* Instructions for the task *
Produce an exact transcription of the listing below, omitting the pictures.

Figure data in JSON:
* START *

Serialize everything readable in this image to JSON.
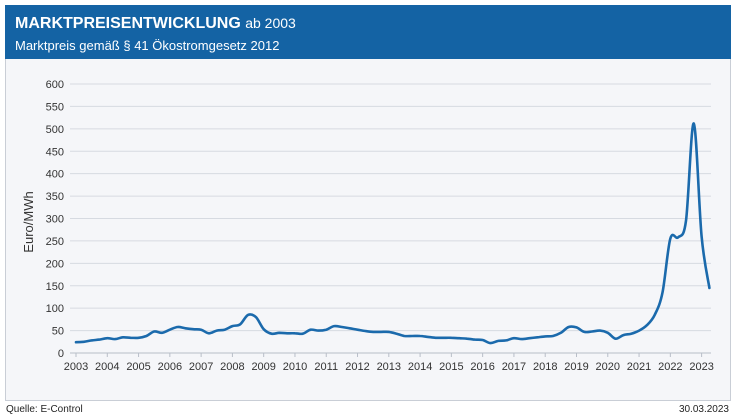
{
  "header": {
    "title_main": "MARKTPREISENTWICKLUNG",
    "title_suffix": "ab 2003",
    "subtitle": "Marktpreis gemäß § 41 Ökostromgesetz 2012",
    "background_color": "#1463a4"
  },
  "footer": {
    "source": "Quelle: E-Control",
    "date": "30.03.2023"
  },
  "chart_data": {
    "type": "line",
    "title": "MARKTPREISENTWICKLUNG ab 2003",
    "subtitle": "Marktpreis gemäß § 41 Ökostromgesetz 2012",
    "xlabel": "",
    "ylabel": "Euro/MWh",
    "xlim": [
      2003,
      2023.3
    ],
    "ylim": [
      0,
      600
    ],
    "yticks": [
      0,
      50,
      100,
      150,
      200,
      250,
      300,
      350,
      400,
      450,
      500,
      550,
      600
    ],
    "xticks": [
      2003,
      2004,
      2005,
      2006,
      2007,
      2008,
      2009,
      2010,
      2011,
      2012,
      2013,
      2014,
      2015,
      2016,
      2017,
      2018,
      2019,
      2020,
      2021,
      2022,
      2023
    ],
    "grid": true,
    "line_color": "#1b6aac",
    "series": [
      {
        "x": [
          2003.0,
          2003.25,
          2003.5,
          2003.75,
          2004.0,
          2004.25,
          2004.5,
          2004.75,
          2005.0,
          2005.25,
          2005.5,
          2005.75,
          2006.0,
          2006.25,
          2006.5,
          2006.75,
          2007.0,
          2007.25,
          2007.5,
          2007.75,
          2008.0,
          2008.25,
          2008.5,
          2008.75,
          2009.0,
          2009.25,
          2009.5,
          2009.75,
          2010.0,
          2010.25,
          2010.5,
          2010.75,
          2011.0,
          2011.25,
          2011.5,
          2011.75,
          2012.0,
          2012.25,
          2012.5,
          2012.75,
          2013.0,
          2013.25,
          2013.5,
          2013.75,
          2014.0,
          2014.25,
          2014.5,
          2014.75,
          2015.0,
          2015.25,
          2015.5,
          2015.75,
          2016.0,
          2016.25,
          2016.5,
          2016.75,
          2017.0,
          2017.25,
          2017.5,
          2017.75,
          2018.0,
          2018.25,
          2018.5,
          2018.75,
          2019.0,
          2019.25,
          2019.5,
          2019.75,
          2020.0,
          2020.25,
          2020.5,
          2020.75,
          2021.0,
          2021.25,
          2021.5,
          2021.75,
          2022.0,
          2022.25,
          2022.5,
          2022.75,
          2023.0,
          2023.25
        ],
        "y": [
          24,
          25,
          28,
          30,
          33,
          31,
          35,
          34,
          34,
          38,
          48,
          45,
          52,
          58,
          55,
          53,
          52,
          44,
          50,
          52,
          60,
          64,
          85,
          80,
          53,
          43,
          45,
          44,
          44,
          43,
          52,
          50,
          52,
          60,
          58,
          55,
          52,
          49,
          47,
          47,
          47,
          43,
          38,
          38,
          38,
          36,
          34,
          34,
          34,
          33,
          32,
          30,
          29,
          22,
          27,
          28,
          33,
          31,
          33,
          35,
          37,
          38,
          45,
          58,
          57,
          47,
          48,
          50,
          45,
          32,
          40,
          43,
          50,
          62,
          85,
          135,
          255,
          258,
          295,
          512,
          260,
          145
        ]
      }
    ]
  }
}
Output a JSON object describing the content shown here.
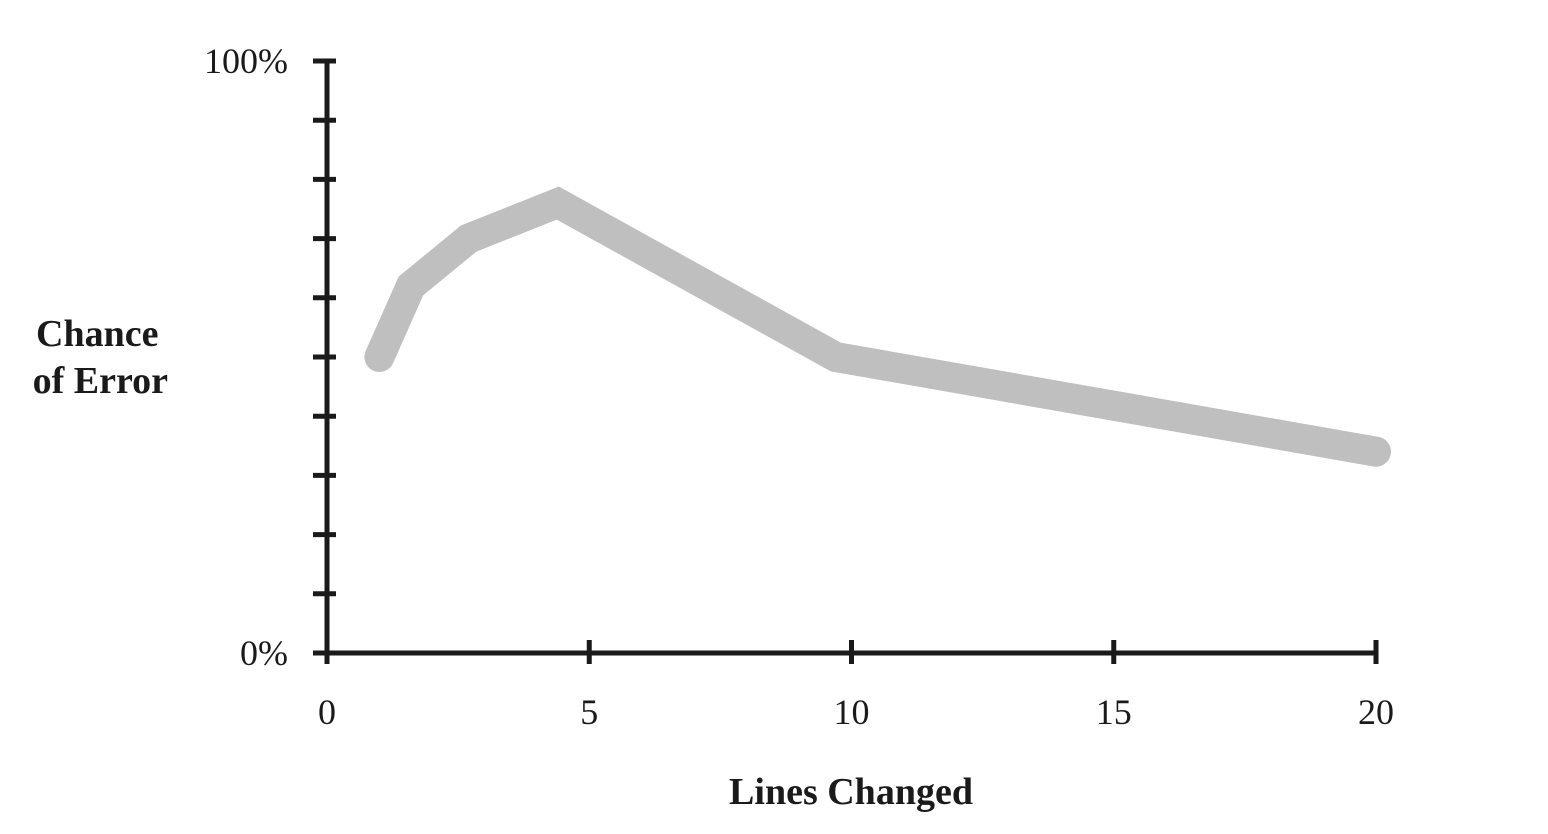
{
  "chart_data": {
    "type": "line",
    "title": "",
    "xlabel": "Lines Changed",
    "ylabel_lines": [
      "Chance",
      "of Error"
    ],
    "xlim": [
      0,
      20
    ],
    "ylim": [
      0,
      100
    ],
    "x_ticks": [
      0,
      5,
      10,
      15,
      20
    ],
    "x_tick_labels": [
      "0",
      "5",
      "10",
      "15",
      "20"
    ],
    "y_ticks": [
      0,
      10,
      20,
      30,
      40,
      50,
      60,
      70,
      80,
      90,
      100
    ],
    "y_tick_labels": [
      {
        "value": 0,
        "label": "0%"
      },
      {
        "value": 100,
        "label": "100%"
      }
    ],
    "grid": false,
    "legend": "none",
    "colors": {
      "axis": "#1a1a1a",
      "series": "#bfbfbf"
    },
    "series": [
      {
        "x": [
          1,
          1.6,
          2.7,
          4.4,
          9.7,
          20
        ],
        "values": [
          50,
          62,
          70,
          76,
          50,
          34
        ]
      }
    ]
  }
}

* END *

* Finished exercise *
Serialize everything readable in this image to JSON.
{
  "header": {
    "title_main": "MARKTPREISENTWICKLUNG",
    "title_suffix": "ab 2003",
    "subtitle": "Marktpreis gemäß § 41 Ökostromgesetz 2012",
    "background_color": "#1463a4"
  },
  "footer": {
    "source": "Quelle: E-Control",
    "date": "30.03.2023"
  },
  "chart_data": {
    "type": "line",
    "title": "MARKTPREISENTWICKLUNG ab 2003",
    "subtitle": "Marktpreis gemäß § 41 Ökostromgesetz 2012",
    "xlabel": "",
    "ylabel": "Euro/MWh",
    "xlim": [
      2003,
      2023.3
    ],
    "ylim": [
      0,
      600
    ],
    "yticks": [
      0,
      50,
      100,
      150,
      200,
      250,
      300,
      350,
      400,
      450,
      500,
      550,
      600
    ],
    "xticks": [
      2003,
      2004,
      2005,
      2006,
      2007,
      2008,
      2009,
      2010,
      2011,
      2012,
      2013,
      2014,
      2015,
      2016,
      2017,
      2018,
      2019,
      2020,
      2021,
      2022,
      2023
    ],
    "grid": true,
    "line_color": "#1b6aac",
    "series": [
      {
        "x": [
          2003.0,
          2003.25,
          2003.5,
          2003.75,
          2004.0,
          2004.25,
          2004.5,
          2004.75,
          2005.0,
          2005.25,
          2005.5,
          2005.75,
          2006.0,
          2006.25,
          2006.5,
          2006.75,
          2007.0,
          2007.25,
          2007.5,
          2007.75,
          2008.0,
          2008.25,
          2008.5,
          2008.75,
          2009.0,
          2009.25,
          2009.5,
          2009.75,
          2010.0,
          2010.25,
          2010.5,
          2010.75,
          2011.0,
          2011.25,
          2011.5,
          2011.75,
          2012.0,
          2012.25,
          2012.5,
          2012.75,
          2013.0,
          2013.25,
          2013.5,
          2013.75,
          2014.0,
          2014.25,
          2014.5,
          2014.75,
          2015.0,
          2015.25,
          2015.5,
          2015.75,
          2016.0,
          2016.25,
          2016.5,
          2016.75,
          2017.0,
          2017.25,
          2017.5,
          2017.75,
          2018.0,
          2018.25,
          2018.5,
          2018.75,
          2019.0,
          2019.25,
          2019.5,
          2019.75,
          2020.0,
          2020.25,
          2020.5,
          2020.75,
          2021.0,
          2021.25,
          2021.5,
          2021.75,
          2022.0,
          2022.25,
          2022.5,
          2022.75,
          2023.0,
          2023.25
        ],
        "y": [
          24,
          25,
          28,
          30,
          33,
          31,
          35,
          34,
          34,
          38,
          48,
          45,
          52,
          58,
          55,
          53,
          52,
          44,
          50,
          52,
          60,
          64,
          85,
          80,
          53,
          43,
          45,
          44,
          44,
          43,
          52,
          50,
          52,
          60,
          58,
          55,
          52,
          49,
          47,
          47,
          47,
          43,
          38,
          38,
          38,
          36,
          34,
          34,
          34,
          33,
          32,
          30,
          29,
          22,
          27,
          28,
          33,
          31,
          33,
          35,
          37,
          38,
          45,
          58,
          57,
          47,
          48,
          50,
          45,
          32,
          40,
          43,
          50,
          62,
          85,
          135,
          255,
          258,
          295,
          512,
          260,
          145
        ]
      }
    ]
  }
}
Output a JSON object describing the content shown here.
{
  "chart_data": {
    "type": "line",
    "title": "",
    "xlabel": "Lines Changed",
    "ylabel_lines": [
      "Chance",
      "of Error"
    ],
    "xlim": [
      0,
      20
    ],
    "ylim": [
      0,
      100
    ],
    "x_ticks": [
      0,
      5,
      10,
      15,
      20
    ],
    "x_tick_labels": [
      "0",
      "5",
      "10",
      "15",
      "20"
    ],
    "y_ticks": [
      0,
      10,
      20,
      30,
      40,
      50,
      60,
      70,
      80,
      90,
      100
    ],
    "y_tick_labels": [
      {
        "value": 0,
        "label": "0%"
      },
      {
        "value": 100,
        "label": "100%"
      }
    ],
    "grid": false,
    "legend": "none",
    "colors": {
      "axis": "#1a1a1a",
      "series": "#bfbfbf"
    },
    "series": [
      {
        "x": [
          1,
          1.6,
          2.7,
          4.4,
          9.7,
          20
        ],
        "values": [
          50,
          62,
          70,
          76,
          50,
          34
        ]
      }
    ]
  }
}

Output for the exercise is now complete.